Description of the task: Please print every record below exactly as it appears.

----------------

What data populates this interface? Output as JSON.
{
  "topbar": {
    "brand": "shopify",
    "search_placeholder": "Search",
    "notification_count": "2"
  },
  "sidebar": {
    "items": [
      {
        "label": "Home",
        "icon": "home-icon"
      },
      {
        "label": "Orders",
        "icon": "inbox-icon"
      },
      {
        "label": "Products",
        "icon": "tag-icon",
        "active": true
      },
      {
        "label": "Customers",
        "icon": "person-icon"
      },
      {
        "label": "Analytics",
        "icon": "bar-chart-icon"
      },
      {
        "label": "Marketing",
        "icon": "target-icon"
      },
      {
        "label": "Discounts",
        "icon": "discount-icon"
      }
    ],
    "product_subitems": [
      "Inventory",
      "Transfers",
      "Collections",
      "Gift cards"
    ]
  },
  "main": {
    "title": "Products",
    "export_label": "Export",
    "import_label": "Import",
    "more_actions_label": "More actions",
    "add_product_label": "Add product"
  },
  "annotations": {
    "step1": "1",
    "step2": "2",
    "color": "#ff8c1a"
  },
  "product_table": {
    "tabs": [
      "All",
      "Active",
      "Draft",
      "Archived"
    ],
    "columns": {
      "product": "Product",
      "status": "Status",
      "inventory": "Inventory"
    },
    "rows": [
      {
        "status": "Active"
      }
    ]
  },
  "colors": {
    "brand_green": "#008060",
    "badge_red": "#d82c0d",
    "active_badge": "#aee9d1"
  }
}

----------------

Worked answer:
What data populates this interface? Output as JSON.
{
  "topbar": {
    "brand": "shopify",
    "search_placeholder": "Search",
    "notification_count": "2"
  },
  "sidebar": {
    "items": [
      {
        "label": "Home",
        "icon": "home-icon"
      },
      {
        "label": "Orders",
        "icon": "inbox-icon"
      },
      {
        "label": "Products",
        "icon": "tag-icon",
        "active": true
      },
      {
        "label": "Customers",
        "icon": "person-icon"
      },
      {
        "label": "Analytics",
        "icon": "bar-chart-icon"
      },
      {
        "label": "Marketing",
        "icon": "target-icon"
      },
      {
        "label": "Discounts",
        "icon": "discount-icon"
      }
    ],
    "product_subitems": [
      "Inventory",
      "Transfers",
      "Collections",
      "Gift cards"
    ]
  },
  "main": {
    "title": "Products",
    "export_label": "Export",
    "import_label": "Import",
    "more_actions_label": "More actions",
    "add_product_label": "Add product"
  },
  "annotations": {
    "step1": "1",
    "step2": "2",
    "color": "#ff8c1a"
  },
  "product_table": {
    "tabs": [
      "All",
      "Active",
      "Draft",
      "Archived"
    ],
    "columns": {
      "product": "Product",
      "status": "Status",
      "inventory": "Inventory"
    },
    "rows": [
      {
        "status": "Active"
      }
    ]
  },
  "colors": {
    "brand_green": "#008060",
    "badge_red": "#d82c0d",
    "active_badge": "#aee9d1"
  }
}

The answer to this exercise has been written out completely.